#### [Problem]
Pull each line holding "dass" out of the entries below.

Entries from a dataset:
+ + + + + + +
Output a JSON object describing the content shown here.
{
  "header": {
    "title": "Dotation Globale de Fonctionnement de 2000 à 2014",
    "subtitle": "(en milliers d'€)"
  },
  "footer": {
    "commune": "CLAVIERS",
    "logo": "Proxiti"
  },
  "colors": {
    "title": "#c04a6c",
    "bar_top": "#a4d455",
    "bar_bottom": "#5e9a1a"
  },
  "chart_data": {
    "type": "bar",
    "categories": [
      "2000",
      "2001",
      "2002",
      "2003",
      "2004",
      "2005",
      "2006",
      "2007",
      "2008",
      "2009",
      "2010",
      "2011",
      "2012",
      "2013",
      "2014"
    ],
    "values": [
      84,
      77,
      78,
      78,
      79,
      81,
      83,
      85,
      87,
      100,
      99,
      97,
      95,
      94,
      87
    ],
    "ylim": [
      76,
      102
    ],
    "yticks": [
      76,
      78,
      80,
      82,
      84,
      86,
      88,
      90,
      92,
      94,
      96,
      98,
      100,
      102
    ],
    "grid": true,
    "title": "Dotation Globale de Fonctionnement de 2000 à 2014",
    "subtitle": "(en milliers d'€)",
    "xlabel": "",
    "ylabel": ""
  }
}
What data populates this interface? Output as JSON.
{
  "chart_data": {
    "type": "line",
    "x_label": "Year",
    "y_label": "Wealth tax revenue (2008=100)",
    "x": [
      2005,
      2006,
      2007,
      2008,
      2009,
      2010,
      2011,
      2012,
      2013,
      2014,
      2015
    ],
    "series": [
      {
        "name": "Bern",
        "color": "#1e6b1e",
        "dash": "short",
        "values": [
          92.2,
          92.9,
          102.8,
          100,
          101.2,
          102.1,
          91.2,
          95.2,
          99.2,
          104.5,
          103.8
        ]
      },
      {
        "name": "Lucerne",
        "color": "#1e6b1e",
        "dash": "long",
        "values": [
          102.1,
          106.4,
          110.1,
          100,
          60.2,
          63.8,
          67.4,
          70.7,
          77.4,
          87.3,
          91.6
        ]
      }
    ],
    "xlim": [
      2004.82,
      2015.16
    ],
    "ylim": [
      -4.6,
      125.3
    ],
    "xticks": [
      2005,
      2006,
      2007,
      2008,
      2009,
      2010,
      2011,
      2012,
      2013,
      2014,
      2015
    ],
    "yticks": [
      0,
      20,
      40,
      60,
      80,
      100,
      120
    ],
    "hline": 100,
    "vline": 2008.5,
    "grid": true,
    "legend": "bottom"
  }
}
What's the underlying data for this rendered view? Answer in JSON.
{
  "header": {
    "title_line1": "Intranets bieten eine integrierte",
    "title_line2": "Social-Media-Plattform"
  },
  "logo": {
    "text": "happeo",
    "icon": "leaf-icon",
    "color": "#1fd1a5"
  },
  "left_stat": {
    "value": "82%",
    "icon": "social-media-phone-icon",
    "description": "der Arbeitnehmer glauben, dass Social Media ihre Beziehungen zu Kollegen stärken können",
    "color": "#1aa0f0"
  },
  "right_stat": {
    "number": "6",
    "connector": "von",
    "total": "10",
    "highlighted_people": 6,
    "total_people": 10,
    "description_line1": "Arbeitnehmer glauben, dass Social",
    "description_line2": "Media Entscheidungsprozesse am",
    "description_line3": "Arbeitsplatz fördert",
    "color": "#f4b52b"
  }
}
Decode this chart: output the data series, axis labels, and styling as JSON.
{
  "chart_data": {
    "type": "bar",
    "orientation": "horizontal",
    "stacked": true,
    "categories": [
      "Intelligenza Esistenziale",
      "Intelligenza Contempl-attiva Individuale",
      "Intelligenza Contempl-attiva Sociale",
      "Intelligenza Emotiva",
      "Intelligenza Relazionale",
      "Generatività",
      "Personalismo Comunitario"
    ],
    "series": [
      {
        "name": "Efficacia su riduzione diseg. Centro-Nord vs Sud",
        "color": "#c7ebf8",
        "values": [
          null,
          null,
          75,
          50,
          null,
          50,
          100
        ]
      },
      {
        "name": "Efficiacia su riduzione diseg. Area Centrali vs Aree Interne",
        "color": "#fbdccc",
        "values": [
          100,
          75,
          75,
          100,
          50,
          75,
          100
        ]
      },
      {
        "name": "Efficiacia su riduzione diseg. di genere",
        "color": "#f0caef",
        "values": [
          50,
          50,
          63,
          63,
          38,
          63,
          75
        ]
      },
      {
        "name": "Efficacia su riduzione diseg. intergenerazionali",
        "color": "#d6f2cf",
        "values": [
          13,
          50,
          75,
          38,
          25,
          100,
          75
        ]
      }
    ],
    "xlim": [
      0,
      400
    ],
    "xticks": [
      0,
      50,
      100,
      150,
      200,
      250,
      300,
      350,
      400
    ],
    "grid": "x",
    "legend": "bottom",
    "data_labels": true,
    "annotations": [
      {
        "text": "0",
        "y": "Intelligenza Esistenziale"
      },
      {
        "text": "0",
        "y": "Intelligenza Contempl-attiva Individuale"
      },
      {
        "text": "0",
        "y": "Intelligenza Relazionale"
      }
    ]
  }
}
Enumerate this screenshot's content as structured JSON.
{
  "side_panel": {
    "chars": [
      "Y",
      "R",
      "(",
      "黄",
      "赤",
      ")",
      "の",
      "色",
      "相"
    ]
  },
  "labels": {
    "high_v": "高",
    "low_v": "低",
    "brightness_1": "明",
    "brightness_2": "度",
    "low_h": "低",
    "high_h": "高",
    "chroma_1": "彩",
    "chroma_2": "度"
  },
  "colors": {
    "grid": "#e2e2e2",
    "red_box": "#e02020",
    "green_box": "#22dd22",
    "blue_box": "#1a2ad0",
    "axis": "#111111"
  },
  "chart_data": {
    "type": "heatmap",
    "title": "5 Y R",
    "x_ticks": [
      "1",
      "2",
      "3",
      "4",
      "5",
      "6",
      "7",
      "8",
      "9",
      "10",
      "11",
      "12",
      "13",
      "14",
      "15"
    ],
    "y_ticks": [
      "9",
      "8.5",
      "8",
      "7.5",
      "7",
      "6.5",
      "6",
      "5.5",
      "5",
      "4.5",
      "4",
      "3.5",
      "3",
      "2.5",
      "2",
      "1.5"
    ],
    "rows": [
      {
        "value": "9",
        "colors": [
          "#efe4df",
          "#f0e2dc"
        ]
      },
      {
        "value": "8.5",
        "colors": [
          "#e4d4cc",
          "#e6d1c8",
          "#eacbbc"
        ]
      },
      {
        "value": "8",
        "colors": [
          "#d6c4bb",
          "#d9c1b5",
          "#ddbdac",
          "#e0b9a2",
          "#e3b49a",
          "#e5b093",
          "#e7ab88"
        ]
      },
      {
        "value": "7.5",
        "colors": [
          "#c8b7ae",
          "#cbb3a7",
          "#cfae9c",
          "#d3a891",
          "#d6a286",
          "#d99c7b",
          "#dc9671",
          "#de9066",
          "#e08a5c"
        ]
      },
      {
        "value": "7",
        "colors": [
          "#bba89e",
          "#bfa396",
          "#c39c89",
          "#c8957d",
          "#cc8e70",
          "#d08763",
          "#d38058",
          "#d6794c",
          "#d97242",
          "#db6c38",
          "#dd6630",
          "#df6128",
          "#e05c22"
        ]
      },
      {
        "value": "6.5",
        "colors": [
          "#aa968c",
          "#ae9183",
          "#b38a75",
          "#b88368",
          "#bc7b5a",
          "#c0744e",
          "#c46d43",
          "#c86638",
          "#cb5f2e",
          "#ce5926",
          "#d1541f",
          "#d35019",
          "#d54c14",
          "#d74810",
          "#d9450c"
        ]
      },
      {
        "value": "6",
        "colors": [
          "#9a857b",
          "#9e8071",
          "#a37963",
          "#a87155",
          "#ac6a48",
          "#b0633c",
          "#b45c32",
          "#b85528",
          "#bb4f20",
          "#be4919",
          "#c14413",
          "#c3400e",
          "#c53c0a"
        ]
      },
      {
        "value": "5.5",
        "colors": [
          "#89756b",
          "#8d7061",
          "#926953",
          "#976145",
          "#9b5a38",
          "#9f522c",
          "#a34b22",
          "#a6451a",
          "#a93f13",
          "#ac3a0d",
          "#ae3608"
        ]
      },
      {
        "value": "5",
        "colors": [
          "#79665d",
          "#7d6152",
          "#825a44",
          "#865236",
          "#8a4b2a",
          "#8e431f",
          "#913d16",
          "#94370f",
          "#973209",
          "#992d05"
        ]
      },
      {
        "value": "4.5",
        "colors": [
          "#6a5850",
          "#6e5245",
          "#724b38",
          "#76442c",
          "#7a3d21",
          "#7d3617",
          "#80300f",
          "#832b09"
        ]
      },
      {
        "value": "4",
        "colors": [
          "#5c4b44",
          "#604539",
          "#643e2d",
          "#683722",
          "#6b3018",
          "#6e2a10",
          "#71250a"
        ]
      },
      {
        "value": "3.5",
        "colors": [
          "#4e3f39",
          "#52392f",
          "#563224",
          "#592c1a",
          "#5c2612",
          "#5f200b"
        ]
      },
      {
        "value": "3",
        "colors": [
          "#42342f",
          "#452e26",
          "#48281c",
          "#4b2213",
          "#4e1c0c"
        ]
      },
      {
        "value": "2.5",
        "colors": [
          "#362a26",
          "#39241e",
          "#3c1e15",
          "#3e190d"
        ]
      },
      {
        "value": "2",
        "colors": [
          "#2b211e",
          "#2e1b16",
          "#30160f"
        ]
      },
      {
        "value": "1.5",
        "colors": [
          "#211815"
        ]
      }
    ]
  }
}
+ + + + + + +
#### [Exercise output]
    "description": "der Arbeitnehmer glauben, dass Social Media ihre Beziehungen zu Kollegen stärken können",
    "description_line1": "Arbeitnehmer glauben, dass Social",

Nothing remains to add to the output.